DATA SECTION -
- - -
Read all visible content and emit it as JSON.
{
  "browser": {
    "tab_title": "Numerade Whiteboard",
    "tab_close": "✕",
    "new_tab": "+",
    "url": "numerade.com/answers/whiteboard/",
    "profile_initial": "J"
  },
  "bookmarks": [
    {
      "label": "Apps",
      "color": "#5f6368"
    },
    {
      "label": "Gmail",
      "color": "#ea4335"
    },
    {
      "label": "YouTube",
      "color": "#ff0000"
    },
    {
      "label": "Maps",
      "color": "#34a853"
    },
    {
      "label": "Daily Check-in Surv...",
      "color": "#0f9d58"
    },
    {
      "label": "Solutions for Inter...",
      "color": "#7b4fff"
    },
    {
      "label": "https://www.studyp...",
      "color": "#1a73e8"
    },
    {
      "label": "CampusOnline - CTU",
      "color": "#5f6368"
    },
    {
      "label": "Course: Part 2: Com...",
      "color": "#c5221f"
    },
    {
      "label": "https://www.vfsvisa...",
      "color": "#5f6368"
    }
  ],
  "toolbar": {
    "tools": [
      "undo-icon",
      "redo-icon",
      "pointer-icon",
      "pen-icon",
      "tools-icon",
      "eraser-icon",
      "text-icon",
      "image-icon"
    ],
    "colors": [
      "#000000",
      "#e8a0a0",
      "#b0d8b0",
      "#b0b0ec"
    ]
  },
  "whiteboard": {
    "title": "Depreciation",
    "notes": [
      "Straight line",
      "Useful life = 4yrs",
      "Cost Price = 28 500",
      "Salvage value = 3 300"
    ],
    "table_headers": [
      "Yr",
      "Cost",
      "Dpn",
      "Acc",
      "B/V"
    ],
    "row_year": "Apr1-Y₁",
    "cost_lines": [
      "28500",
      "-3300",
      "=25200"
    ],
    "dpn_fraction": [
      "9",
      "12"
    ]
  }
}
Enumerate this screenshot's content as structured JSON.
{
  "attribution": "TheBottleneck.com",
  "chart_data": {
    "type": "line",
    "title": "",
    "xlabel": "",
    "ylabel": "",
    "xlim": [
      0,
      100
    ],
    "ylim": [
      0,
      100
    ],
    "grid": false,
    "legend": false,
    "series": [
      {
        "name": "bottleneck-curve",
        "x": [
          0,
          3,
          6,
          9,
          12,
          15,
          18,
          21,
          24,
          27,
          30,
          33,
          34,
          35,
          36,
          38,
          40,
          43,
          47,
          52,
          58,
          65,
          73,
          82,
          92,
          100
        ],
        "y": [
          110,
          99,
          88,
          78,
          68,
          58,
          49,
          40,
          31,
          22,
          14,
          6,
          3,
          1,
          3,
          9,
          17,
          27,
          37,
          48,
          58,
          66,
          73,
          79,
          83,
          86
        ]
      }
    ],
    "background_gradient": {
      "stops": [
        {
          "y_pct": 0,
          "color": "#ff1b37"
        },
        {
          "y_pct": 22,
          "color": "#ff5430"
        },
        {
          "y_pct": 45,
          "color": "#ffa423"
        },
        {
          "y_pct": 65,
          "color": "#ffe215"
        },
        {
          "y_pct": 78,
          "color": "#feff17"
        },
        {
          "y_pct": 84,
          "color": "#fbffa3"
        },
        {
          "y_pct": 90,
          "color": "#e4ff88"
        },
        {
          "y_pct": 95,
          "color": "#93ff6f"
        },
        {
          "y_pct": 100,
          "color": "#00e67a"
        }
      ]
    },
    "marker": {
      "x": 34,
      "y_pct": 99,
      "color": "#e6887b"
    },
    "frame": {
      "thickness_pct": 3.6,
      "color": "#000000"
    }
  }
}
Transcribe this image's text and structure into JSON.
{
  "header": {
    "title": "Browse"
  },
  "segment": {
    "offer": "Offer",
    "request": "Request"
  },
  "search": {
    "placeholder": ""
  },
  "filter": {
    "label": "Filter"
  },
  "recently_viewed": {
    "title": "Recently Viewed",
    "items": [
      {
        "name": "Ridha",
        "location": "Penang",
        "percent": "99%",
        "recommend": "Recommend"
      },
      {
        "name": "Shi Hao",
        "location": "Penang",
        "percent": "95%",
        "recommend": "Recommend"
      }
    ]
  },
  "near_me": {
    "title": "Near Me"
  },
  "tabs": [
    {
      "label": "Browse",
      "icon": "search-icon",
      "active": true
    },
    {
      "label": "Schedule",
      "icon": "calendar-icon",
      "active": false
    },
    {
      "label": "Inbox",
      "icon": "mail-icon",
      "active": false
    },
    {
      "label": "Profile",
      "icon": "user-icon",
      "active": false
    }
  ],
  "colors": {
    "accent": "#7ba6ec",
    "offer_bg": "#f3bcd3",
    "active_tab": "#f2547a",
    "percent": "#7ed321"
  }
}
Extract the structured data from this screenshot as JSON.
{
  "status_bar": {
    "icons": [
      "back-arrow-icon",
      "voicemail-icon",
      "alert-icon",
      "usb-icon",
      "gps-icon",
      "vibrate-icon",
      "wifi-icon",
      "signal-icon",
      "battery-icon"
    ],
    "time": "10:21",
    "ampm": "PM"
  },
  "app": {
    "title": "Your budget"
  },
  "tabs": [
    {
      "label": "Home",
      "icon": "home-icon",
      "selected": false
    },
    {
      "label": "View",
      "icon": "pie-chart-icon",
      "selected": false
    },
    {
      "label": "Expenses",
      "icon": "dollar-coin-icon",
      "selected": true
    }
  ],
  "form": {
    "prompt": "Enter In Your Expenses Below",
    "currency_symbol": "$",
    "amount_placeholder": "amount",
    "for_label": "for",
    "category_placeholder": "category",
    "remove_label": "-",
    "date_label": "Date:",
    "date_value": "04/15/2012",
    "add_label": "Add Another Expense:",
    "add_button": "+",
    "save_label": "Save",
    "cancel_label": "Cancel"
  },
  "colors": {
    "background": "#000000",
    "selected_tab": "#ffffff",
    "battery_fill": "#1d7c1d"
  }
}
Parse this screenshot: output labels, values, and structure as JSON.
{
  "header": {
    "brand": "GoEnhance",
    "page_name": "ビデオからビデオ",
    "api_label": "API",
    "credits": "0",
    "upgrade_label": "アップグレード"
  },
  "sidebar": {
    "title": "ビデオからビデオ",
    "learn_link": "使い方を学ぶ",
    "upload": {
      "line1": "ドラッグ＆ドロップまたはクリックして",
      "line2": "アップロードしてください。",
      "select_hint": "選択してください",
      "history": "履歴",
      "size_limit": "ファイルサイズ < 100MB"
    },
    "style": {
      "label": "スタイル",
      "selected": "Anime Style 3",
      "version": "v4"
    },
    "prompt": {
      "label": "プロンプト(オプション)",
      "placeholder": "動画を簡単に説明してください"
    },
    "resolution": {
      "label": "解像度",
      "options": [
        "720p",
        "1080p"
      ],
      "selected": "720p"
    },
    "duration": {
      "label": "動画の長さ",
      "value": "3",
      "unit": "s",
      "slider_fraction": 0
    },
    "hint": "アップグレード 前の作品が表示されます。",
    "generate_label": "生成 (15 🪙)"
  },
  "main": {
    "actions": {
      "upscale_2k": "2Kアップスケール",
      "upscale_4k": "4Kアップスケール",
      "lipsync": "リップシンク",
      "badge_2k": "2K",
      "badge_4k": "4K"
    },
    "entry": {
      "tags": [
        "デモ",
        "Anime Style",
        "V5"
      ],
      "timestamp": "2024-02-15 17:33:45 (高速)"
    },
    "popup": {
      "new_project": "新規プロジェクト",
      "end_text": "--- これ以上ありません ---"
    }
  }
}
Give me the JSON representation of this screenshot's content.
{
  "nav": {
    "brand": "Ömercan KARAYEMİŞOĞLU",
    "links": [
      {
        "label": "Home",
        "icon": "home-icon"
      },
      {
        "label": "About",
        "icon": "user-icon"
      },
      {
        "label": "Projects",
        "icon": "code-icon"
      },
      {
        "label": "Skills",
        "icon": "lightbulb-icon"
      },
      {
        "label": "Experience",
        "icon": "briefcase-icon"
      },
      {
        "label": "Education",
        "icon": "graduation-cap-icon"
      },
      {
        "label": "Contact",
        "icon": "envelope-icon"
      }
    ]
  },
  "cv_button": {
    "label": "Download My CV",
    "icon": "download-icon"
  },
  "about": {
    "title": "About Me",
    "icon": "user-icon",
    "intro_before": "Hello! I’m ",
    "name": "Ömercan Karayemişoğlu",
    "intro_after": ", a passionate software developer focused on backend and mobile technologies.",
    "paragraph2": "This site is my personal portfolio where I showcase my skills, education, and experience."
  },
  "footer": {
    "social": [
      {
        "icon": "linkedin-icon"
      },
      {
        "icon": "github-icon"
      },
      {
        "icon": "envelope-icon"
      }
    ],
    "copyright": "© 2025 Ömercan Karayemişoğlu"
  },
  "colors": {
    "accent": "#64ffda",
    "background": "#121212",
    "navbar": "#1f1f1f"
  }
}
- - -
Which lines hold the string "prompt"? List them all.

RESPONSE FOR THIS EXERCISE -
    "prompt": "Enter In Your Expenses Below",
    "prompt": {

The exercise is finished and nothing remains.